>> begin

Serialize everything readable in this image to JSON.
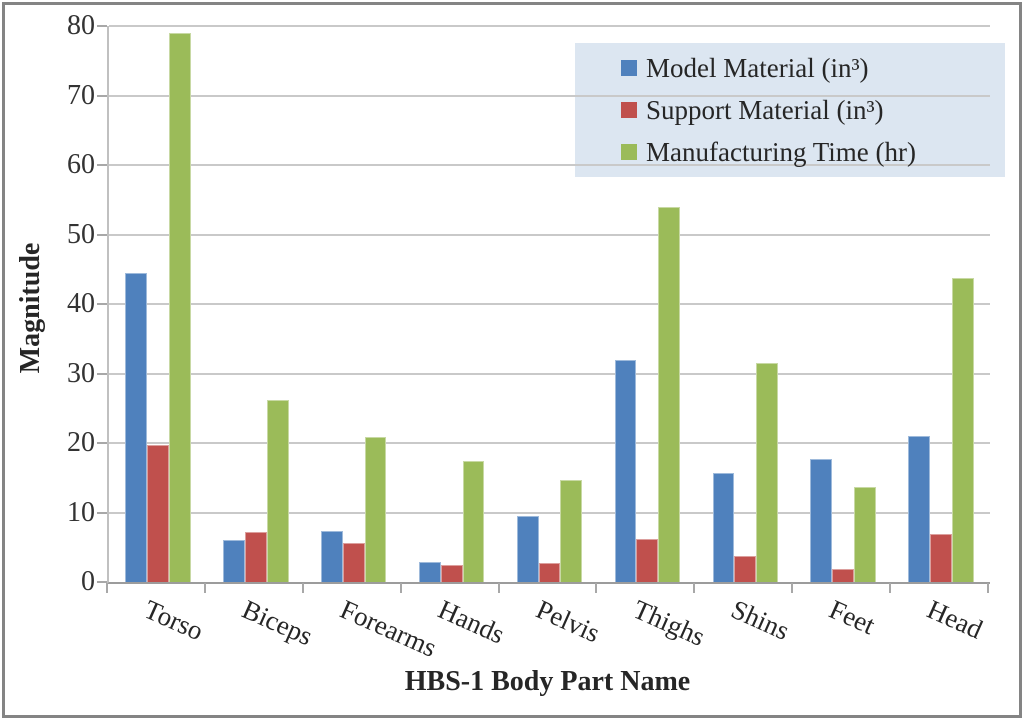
{
  "chart_data": {
    "type": "bar",
    "title": "",
    "xlabel": "HBS-1 Body Part Name",
    "ylabel": "Magnitude",
    "ylim": [
      0,
      80
    ],
    "yticks": [
      0,
      10,
      20,
      30,
      40,
      50,
      60,
      70,
      80
    ],
    "grid": true,
    "legend_position": "inside-top-right",
    "categories": [
      "Torso",
      "Biceps",
      "Forearms",
      "Hands",
      "Pelvis",
      "Thighs",
      "Shins",
      "Feet",
      "Head"
    ],
    "series": [
      {
        "name": "Model Material (in³)",
        "color": "#4F81BD",
        "values": [
          44.5,
          6.1,
          7.4,
          2.9,
          9.5,
          32.0,
          15.7,
          17.7,
          21.0
        ]
      },
      {
        "name": "Support Material (in³)",
        "color": "#C0504D",
        "values": [
          19.7,
          7.2,
          5.6,
          2.5,
          2.7,
          6.2,
          3.7,
          1.9,
          6.9
        ]
      },
      {
        "name": "Manufacturing Time (hr)",
        "color": "#9BBB59",
        "values": [
          79.0,
          26.2,
          20.8,
          17.4,
          14.7,
          54.0,
          31.5,
          13.7,
          43.8
        ]
      }
    ],
    "colors": {
      "legend_background": "#DCE6F1",
      "gridline": "#C9C9C9",
      "axis_line": "#9C9C9C",
      "text": "#262626",
      "frame_border": "#848484"
    }
  }
}
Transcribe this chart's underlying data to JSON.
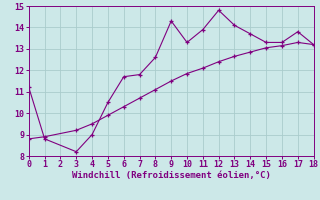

>> end

Exercise aim> Reproduce all the records verbatim, excluding images.

Solution>
Serialize everything readable in this image to JSON.
{
  "chart_data": {
    "type": "bar",
    "title": "",
    "xlabel": "HBS-1 Body Part Name",
    "ylabel": "Magnitude",
    "ylim": [
      0,
      80
    ],
    "yticks": [
      0,
      10,
      20,
      30,
      40,
      50,
      60,
      70,
      80
    ],
    "grid": true,
    "legend_position": "inside-top-right",
    "categories": [
      "Torso",
      "Biceps",
      "Forearms",
      "Hands",
      "Pelvis",
      "Thighs",
      "Shins",
      "Feet",
      "Head"
    ],
    "series": [
      {
        "name": "Model Material (in³)",
        "color": "#4F81BD",
        "values": [
          44.5,
          6.1,
          7.4,
          2.9,
          9.5,
          32.0,
          15.7,
          17.7,
          21.0
        ]
      },
      {
        "name": "Support Material (in³)",
        "color": "#C0504D",
        "values": [
          19.7,
          7.2,
          5.6,
          2.5,
          2.7,
          6.2,
          3.7,
          1.9,
          6.9
        ]
      },
      {
        "name": "Manufacturing Time (hr)",
        "color": "#9BBB59",
        "values": [
          79.0,
          26.2,
          20.8,
          17.4,
          14.7,
          54.0,
          31.5,
          13.7,
          43.8
        ]
      }
    ],
    "colors": {
      "legend_background": "#DCE6F1",
      "gridline": "#C9C9C9",
      "axis_line": "#9C9C9C",
      "text": "#262626",
      "frame_border": "#848484"
    }
  }
}
Transcribe this chart's underlying data to JSON.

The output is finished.